◆ **WHAT YOU WILL DO**:
What lines of the data hold the string "Dùtóu"? Pull each one out.

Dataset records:
^^^^^^^^^^^^^^^^

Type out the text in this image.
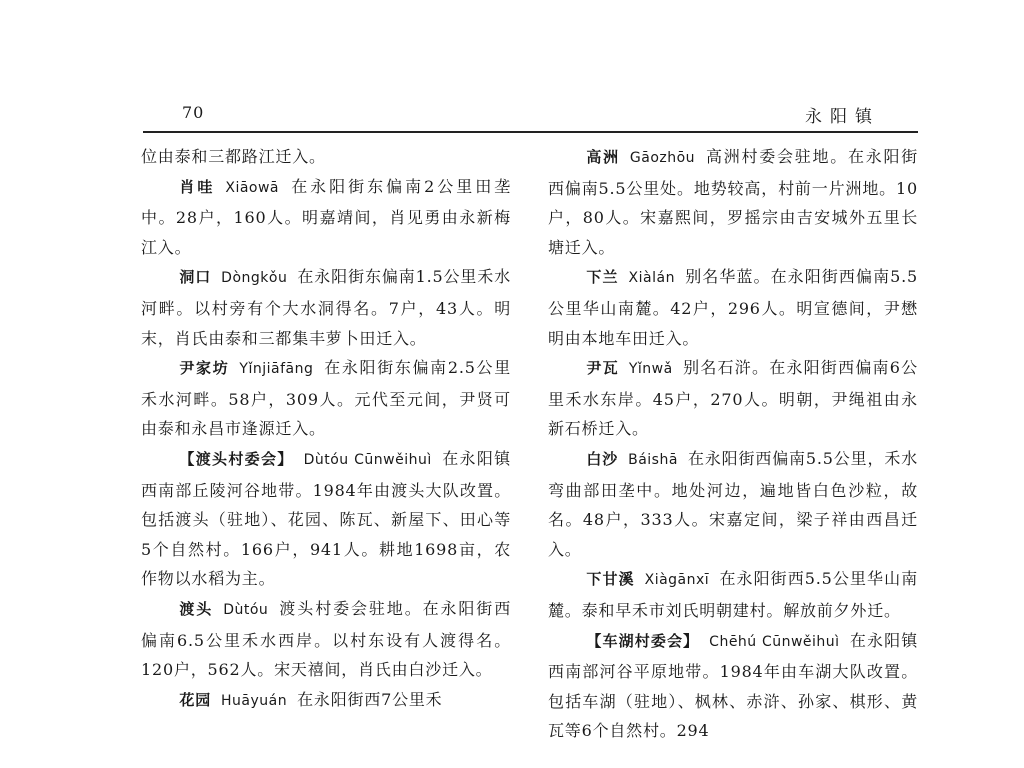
70	永阳镇

位由泰和三都路江迁入。

肖哇 Xiāowā 在永阳街东偏南2公里田垄中。28户，160人。明嘉靖间，肖见勇由永新梅江入。

洞口 Dòngkǒu 在永阳街东偏南1.5公里禾水河畔。以村旁有个大水洞得名。7户，43人。明末，肖氏由泰和三都集丰萝卜田迁入。

尹家坊 Yǐnjiāfāng 在永阳街东偏南2.5公里禾水河畔。58户，309人。元代至元间，尹贤可由泰和永昌市逢源迁入。

【渡头村委会】 Dùtóu Cūnwěihuì 在永阳镇西南部丘陵河谷地带。1984年由渡头大队改置。包括渡头（驻地）、花园、陈瓦、新屋下、田心等5个自然村。166户，941人。耕地1698亩，农作物以水稻为主。

渡头 Dùtóu 渡头村委会驻地。在永阳街西偏南6.5公里禾水西岸。以村东设有人渡得名。120户，562人。宋天禧间，肖氏由白沙迁入。

花园 Huāyuán 在永阳街西7公里禾

高洲 Gāozhōu 高洲村委会驻地。在永阳街西偏南5.5公里处。地势较高，村前一片洲地。10户，80人。宋嘉熙间，罗摇宗由吉安城外五里长塘迁入。

下兰 Xiàlán 别名华蓝。在永阳街西偏南5.5公里华山南麓。42户，296人。明宣德间，尹懋明由本地车田迁入。

尹瓦 Yǐnwǎ 别名石浒。在永阳街西偏南6公里禾水东岸。45户，270人。明朝，尹绳祖由永新石桥迁入。

白沙 Báishā 在永阳街西偏南5.5公里，禾水弯曲部田垄中。地处河边，遍地皆白色沙粒，故名。48户，333人。宋嘉定间，梁子祥由西昌迁入。

下甘溪 Xiàgānxī 在永阳街西5.5公里华山南麓。泰和早禾市刘氏明朝建村。解放前夕外迁。

【车湖村委会】 Chēhú Cūnwěihuì 在永阳镇西南部河谷平原地带。1984年由车湖大队改置。包括车湖（驻地）、枫林、赤浒、孙家、棋形、黄瓦等6个自然村。294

^^^^^^^^^^^^^^^^

◆ **RESULT OF THE EXERCISE**:
【渡头村委会】 Dùtóu Cūnwěihuì 在永阳镇西南部丘陵河谷地带。1984年由渡头大队改置。包括渡头（驻地）、花园、陈瓦、新屋下、田心等5个自然村。166户，941人。耕地1698亩，农作物以水稻为主。
渡头 Dùtóu 渡头村委会驻地。在永阳街西偏南6.5公里禾水西岸。以村东设有人渡得名。120户，562人。宋天禧间，肖氏由白沙迁入。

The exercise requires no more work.